◆ **LISTED RECORDS**

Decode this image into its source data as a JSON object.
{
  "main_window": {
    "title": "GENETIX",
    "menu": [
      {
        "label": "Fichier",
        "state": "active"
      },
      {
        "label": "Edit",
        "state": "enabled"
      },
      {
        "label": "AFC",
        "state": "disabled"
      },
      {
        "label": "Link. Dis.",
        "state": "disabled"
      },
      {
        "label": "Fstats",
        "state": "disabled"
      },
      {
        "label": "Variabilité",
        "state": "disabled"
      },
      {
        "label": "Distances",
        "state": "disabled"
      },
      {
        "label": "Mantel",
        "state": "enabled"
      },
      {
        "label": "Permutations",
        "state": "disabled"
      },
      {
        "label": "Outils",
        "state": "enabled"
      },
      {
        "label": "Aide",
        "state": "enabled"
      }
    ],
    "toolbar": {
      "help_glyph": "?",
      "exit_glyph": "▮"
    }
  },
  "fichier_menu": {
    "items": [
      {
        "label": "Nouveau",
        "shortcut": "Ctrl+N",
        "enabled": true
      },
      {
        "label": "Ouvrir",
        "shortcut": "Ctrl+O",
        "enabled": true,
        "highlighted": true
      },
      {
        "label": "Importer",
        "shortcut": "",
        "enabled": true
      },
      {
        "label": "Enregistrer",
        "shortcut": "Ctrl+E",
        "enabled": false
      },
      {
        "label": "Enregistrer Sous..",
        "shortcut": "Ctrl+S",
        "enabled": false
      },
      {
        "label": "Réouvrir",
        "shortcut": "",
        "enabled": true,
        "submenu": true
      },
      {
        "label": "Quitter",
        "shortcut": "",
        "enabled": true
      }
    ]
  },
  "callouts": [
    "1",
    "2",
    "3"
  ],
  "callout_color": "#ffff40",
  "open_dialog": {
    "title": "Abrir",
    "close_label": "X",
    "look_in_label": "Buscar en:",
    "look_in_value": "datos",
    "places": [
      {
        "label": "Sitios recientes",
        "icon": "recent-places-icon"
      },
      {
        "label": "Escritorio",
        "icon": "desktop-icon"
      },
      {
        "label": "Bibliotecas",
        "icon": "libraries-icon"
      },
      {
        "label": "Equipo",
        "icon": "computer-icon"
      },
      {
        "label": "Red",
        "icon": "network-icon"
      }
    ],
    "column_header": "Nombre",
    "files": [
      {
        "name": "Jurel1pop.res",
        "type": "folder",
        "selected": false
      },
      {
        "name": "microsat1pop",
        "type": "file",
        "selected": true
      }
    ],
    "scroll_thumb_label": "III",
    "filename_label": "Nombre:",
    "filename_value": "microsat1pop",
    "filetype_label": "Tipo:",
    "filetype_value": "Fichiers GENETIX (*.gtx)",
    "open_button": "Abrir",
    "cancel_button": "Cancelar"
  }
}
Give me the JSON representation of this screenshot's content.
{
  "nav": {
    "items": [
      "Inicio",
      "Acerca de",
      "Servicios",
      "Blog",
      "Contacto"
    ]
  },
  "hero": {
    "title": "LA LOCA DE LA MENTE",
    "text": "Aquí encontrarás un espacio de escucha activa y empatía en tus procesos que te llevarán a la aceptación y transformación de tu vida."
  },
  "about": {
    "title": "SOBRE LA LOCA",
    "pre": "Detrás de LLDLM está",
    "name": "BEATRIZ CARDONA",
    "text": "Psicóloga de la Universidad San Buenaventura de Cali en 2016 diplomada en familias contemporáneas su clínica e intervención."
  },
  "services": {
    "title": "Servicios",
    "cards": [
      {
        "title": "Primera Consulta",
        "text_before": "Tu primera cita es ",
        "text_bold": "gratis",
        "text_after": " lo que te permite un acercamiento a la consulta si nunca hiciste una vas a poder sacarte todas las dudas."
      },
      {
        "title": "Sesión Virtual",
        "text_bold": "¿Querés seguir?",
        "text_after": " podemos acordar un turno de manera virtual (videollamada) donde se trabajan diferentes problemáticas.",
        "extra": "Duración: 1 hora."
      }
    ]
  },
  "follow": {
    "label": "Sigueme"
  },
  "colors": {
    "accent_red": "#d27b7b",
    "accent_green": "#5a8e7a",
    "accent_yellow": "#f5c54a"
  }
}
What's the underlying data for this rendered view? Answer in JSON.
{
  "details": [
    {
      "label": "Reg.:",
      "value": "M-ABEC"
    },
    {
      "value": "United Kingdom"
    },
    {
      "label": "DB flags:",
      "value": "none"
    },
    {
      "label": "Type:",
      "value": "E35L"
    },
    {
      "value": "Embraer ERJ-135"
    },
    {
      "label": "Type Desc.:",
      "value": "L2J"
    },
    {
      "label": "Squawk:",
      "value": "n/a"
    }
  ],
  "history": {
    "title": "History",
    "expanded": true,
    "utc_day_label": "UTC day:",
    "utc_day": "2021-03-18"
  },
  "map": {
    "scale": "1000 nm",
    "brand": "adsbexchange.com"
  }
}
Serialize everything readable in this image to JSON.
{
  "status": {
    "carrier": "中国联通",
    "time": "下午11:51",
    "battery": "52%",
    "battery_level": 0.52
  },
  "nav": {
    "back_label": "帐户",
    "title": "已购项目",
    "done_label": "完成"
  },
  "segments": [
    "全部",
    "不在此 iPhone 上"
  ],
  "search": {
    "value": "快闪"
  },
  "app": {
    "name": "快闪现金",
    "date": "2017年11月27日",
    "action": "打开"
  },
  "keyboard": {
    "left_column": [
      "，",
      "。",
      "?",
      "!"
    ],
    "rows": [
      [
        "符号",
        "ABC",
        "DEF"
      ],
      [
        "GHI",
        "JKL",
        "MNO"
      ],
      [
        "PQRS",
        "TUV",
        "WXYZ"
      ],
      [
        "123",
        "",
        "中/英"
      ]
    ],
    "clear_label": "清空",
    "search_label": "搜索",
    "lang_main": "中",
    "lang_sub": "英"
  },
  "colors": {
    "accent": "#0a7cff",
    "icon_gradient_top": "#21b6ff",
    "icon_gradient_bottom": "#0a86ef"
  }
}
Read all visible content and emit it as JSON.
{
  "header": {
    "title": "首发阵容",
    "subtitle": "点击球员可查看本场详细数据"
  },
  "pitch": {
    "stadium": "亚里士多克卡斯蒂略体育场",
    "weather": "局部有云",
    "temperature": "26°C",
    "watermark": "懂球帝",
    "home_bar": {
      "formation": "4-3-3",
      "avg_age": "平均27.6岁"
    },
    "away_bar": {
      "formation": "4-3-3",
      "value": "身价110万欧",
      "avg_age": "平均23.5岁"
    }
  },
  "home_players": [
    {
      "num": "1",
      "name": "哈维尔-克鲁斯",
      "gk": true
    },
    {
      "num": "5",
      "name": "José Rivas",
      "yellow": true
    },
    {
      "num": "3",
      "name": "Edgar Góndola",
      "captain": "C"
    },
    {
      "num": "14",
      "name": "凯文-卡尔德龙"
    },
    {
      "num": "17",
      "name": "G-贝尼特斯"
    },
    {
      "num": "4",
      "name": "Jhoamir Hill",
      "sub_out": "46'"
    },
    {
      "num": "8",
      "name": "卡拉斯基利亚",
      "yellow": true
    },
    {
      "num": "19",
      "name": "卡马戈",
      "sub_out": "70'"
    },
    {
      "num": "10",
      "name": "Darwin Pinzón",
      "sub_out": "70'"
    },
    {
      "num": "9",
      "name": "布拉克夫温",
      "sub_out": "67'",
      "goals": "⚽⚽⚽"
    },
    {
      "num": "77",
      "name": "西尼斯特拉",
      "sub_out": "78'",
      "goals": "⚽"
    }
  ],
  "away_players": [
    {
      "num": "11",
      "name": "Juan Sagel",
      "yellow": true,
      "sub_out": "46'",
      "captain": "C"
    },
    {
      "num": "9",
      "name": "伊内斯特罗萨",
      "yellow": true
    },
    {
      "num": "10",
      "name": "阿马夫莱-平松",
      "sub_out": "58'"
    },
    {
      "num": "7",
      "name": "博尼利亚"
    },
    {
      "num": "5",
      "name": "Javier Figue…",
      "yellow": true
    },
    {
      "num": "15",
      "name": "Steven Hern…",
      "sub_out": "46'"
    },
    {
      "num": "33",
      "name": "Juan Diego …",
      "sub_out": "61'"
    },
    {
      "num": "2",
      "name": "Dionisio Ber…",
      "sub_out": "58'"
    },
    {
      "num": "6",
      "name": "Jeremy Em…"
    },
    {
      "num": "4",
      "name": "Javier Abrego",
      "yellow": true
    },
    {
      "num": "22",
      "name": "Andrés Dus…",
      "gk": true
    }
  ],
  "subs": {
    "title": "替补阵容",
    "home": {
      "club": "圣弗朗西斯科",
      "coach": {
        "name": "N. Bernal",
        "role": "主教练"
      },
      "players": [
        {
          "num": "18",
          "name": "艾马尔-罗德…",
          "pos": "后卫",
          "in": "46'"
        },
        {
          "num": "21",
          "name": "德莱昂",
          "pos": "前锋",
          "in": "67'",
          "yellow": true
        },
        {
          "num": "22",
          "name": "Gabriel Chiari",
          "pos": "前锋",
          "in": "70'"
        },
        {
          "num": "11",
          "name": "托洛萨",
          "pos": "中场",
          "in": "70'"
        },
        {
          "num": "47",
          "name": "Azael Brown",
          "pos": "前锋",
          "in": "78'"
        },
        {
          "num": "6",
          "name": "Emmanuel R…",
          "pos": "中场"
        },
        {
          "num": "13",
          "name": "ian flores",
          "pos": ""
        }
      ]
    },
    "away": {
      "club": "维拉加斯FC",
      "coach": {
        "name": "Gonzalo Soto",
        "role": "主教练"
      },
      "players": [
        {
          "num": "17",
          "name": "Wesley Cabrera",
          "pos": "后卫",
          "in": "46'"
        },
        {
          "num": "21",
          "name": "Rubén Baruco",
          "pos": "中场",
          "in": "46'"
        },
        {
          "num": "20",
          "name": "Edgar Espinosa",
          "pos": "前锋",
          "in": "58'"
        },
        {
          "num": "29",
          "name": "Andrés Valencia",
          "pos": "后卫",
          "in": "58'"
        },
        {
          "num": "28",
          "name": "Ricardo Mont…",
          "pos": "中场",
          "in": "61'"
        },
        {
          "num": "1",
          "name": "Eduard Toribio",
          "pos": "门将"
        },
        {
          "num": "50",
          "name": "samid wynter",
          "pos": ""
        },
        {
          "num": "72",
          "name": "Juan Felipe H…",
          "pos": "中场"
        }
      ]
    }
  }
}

◆ **EXERCISE REQUIREMENTS**
Among the entries above, how many lines hold the word "LOCA"? Reply with only that number.

◆ **EXPECTED ANSWER**
2